== EXERCISE BRIEF ==
Copy each line with the word "last" in it.

Stored data

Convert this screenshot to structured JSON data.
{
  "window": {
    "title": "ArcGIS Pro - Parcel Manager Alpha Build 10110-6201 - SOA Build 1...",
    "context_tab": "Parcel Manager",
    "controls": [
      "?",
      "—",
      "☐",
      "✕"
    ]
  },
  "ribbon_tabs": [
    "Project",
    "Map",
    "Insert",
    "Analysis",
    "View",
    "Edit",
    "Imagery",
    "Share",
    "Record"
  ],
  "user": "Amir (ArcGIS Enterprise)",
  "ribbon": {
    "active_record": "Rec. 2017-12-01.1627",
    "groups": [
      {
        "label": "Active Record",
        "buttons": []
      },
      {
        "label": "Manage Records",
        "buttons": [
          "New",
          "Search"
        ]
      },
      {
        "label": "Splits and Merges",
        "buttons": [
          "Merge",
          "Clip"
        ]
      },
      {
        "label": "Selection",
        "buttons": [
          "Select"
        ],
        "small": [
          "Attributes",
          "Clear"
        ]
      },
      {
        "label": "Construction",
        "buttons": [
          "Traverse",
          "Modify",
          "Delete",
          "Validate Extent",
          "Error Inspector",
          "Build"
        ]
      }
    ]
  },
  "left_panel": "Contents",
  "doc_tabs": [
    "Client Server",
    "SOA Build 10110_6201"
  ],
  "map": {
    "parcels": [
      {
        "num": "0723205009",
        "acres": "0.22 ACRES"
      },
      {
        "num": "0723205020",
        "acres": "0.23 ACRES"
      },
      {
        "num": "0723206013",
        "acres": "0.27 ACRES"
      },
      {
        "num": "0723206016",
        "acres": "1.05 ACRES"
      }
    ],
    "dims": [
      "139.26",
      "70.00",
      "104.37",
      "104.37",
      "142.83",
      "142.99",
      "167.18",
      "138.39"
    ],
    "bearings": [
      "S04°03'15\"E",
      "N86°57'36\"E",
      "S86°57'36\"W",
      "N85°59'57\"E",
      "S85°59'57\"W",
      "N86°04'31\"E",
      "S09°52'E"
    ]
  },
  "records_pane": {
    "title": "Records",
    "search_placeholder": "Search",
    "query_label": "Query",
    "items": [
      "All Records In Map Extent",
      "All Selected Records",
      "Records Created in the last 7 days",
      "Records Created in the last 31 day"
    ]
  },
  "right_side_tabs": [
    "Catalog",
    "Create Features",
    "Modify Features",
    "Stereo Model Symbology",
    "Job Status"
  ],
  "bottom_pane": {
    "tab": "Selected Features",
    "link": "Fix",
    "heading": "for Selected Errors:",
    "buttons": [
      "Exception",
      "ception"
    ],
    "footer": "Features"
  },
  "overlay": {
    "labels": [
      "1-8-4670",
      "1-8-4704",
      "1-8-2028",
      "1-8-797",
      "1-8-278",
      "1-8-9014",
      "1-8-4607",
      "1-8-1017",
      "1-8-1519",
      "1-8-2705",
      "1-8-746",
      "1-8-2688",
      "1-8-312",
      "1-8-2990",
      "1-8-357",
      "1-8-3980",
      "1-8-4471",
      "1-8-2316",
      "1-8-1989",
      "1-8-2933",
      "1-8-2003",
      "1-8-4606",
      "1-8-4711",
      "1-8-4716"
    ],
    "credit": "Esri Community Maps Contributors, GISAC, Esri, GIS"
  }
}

== EXERCISE OUTPUT ==
      "Records Created in the last 7 days",
      "Records Created in the last 31 day"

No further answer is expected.